◆ Your objective ◆
Find how many lines in the material contain "Michael"; your answer should be that number alone.

◆ Data listing ◆

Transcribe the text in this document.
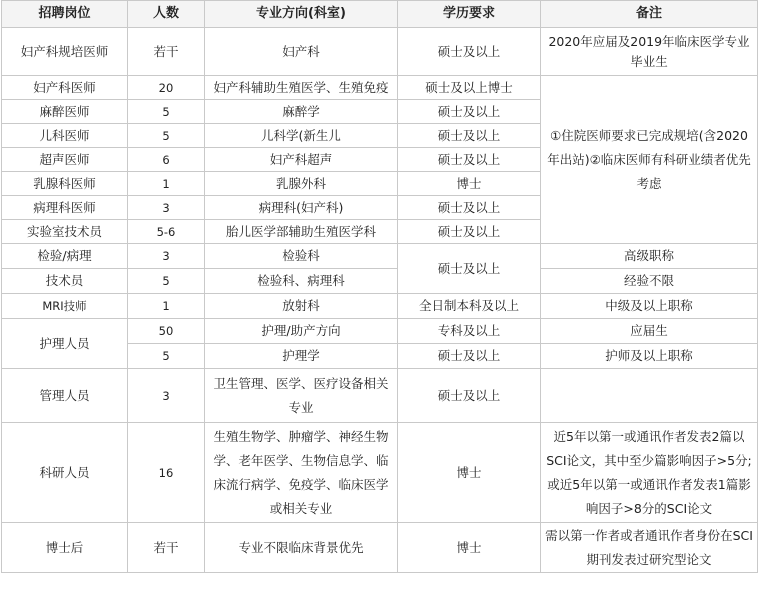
招聘岗位	人数	专业方向(科室)	学历要求	备注
妇产科规培医师	若干	妇产科	硕士及以上	2020年应届及2019年临床医学专业毕业生
妇产科医师	20	妇产科辅助生殖医学、生殖免疫	硕士及以上博士	①住院医师要求已完成规培(含2020年出站)②临床医师有科研业绩者优先考虑
麻醉医师	5	麻醉学	硕士及以上	
儿科医师	5	儿科学(新生儿	硕士及以上	
超声医师	6	妇产科超声	硕士及以上	
乳腺科医师	1	乳腺外科	博士	
病理科医师	3	病理科(妇产科)	硕士及以上	
实验室技术员	5-6	胎儿医学部辅助生殖医学科	硕士及以上	
检验/病理	3	检验科	硕士及以上	高级职称
技术员	5	检验科、病理科		经验不限
MRI技师	1	放射科	全日制本科及以上	中级及以上职称
护理人员	50	护理/助产方向	专科及以上	应届生
	5	护理学	硕士及以上	护师及以上职称
管理人员	3	卫生管理、医学、医疗设备相关专业	硕士及以上	
科研人员	16	生殖生物学、肿瘤学、神经生物学、老年医学、生物信息学、临床流行病学、免疫学、临床医学或相关专业	博士	近5年以第一或通讯作者发表2篇以SCI论文，其中至少篇影响因子>5分;或近5年以第一或通讯作者发表1篇影响因子>8分的SCI论文
博士后	若干	专业不限临床背景优先	博士	需以第一作者或者通讯作者身份在SCI期刊发表过研究型论文
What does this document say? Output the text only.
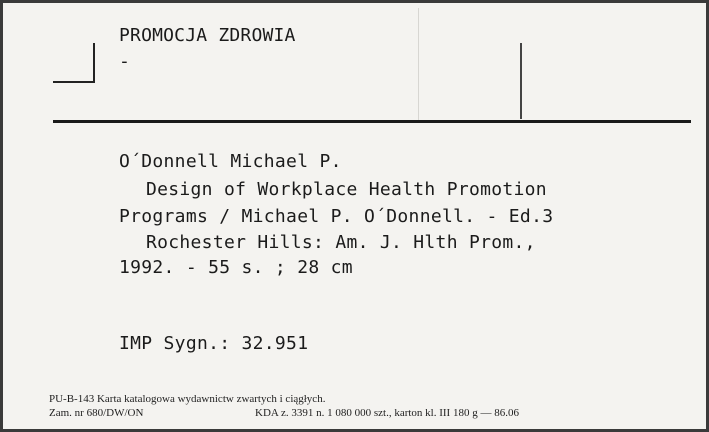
PROMOCJA ZDROWIA
-
O´Donnell Michael P.
Design of Workplace Health Promotion
Programs / Michael P. O´Donnell. - Ed.3
Rochester Hills: Am. J. Hlth Prom.,
1992. - 55 s. ; 28 cm
IMP Sygn.: 32.951
PU-B-143 Karta katalogowa wydawnictw zwartych i ciągłych.
Zam. nr 680/DW/ON	KDA z. 3391 n. 1 080 000 szt., karton kl. III 180 g — 86.06
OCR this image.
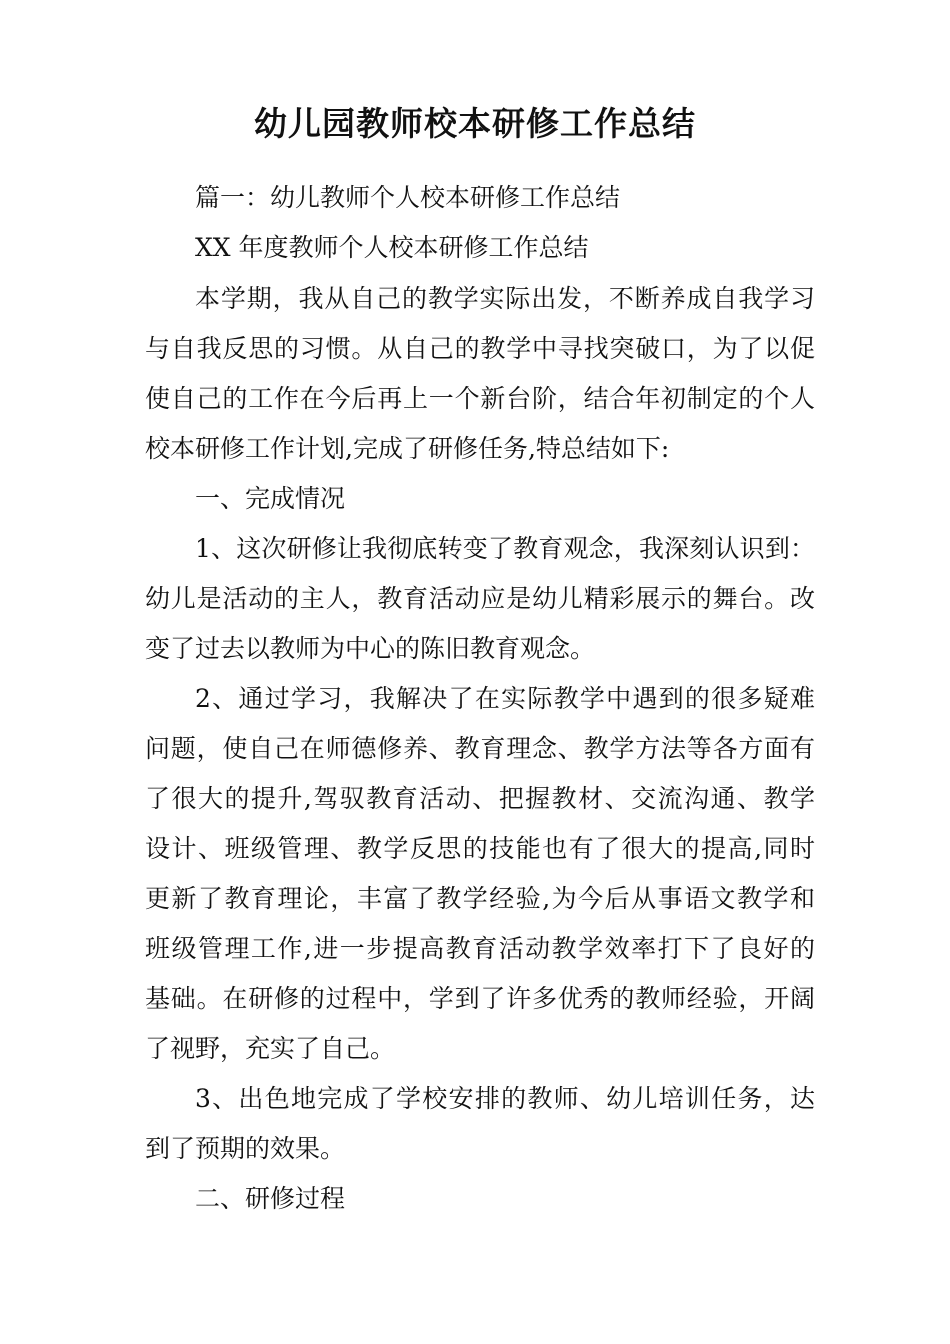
幼儿园教师校本研修工作总结

篇一：幼儿教师个人校本研修工作总结

XX 年度教师个人校本研修工作总结

本学期，我从自己的教学实际出发，不断养成自我学习

与自我反思的习惯。从自己的教学中寻找突破口，为了以促

使自己的工作在今后再上一个新台阶，结合年初制定的个人

校本研修工作计划,完成了研修任务,特总结如下:

一、完成情况

1、这次研修让我彻底转变了教育观念，我深刻认识到：

幼儿是活动的主人，教育活动应是幼儿精彩展示的舞台。改

变了过去以教师为中心的陈旧教育观念。

2、通过学习，我解决了在实际教学中遇到的很多疑难

问题，使自己在师德修养、教育理念、教学方法等各方面有

了很大的提升,驾驭教育活动、把握教材、交流沟通、教学

设计、班级管理、教学反思的技能也有了很大的提高,同时

更新了教育理论，丰富了教学经验,为今后从事语文教学和

班级管理工作,进一步提高教育活动教学效率打下了良好的

基础。在研修的过程中，学到了许多优秀的教师经验，开阔

了视野，充实了自己。

3、出色地完成了学校安排的教师、幼儿培训任务，达

到了预期的效果。

二、研修过程
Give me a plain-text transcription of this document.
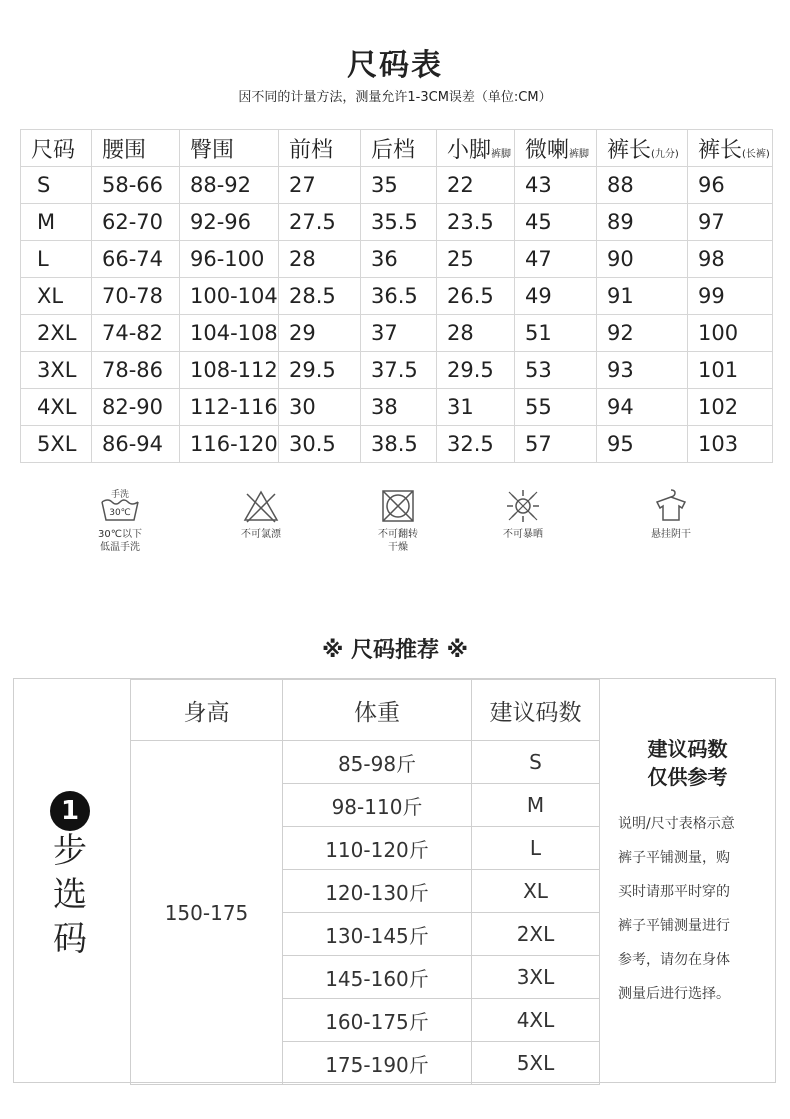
尺码表
因不同的计量方法，测量允许1-3CM误差（单位:CM）
尺码	腰围	臀围	前档	后档	小脚裤脚	微喇裤脚	裤长(九分)	裤长(长裤)
S	58-66	88-92	27	35	22	43	88	96
M	62-70	92-96	27.5	35.5	23.5	45	89	97
L	66-74	96-100	28	36	25	47	90	98
XL	70-78	100-104	28.5	36.5	26.5	49	91	99
2XL	74-82	104-108	29	37	28	51	92	100
3XL	78-86	108-112	29.5	37.5	29.5	53	93	101
4XL	82-90	112-116	30	38	31	55	94	102
5XL	86-94	116-120	30.5	38.5	32.5	57	95	103
手洗
30℃
30℃以下
低温手洗
不可氯漂	不可翻转
干燥
不可暴晒	悬挂阴干
※ 尺码推荐 ※
1
步
选
码
身高	体重	建议码数
150-175	85-98斤	S
	98-110斤	M
	110-120斤	L
	120-130斤	XL
	130-145斤	2XL
	145-160斤	3XL
	160-175斤	4XL
	175-190斤	5XL
建议码数
仅供参考
说明/尺寸表格示意
裤子平铺测量，购
买时请那平时穿的
裤子平铺测量进行
参考，请勿在身体
测量后进行选择。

◆ Written response ◆
2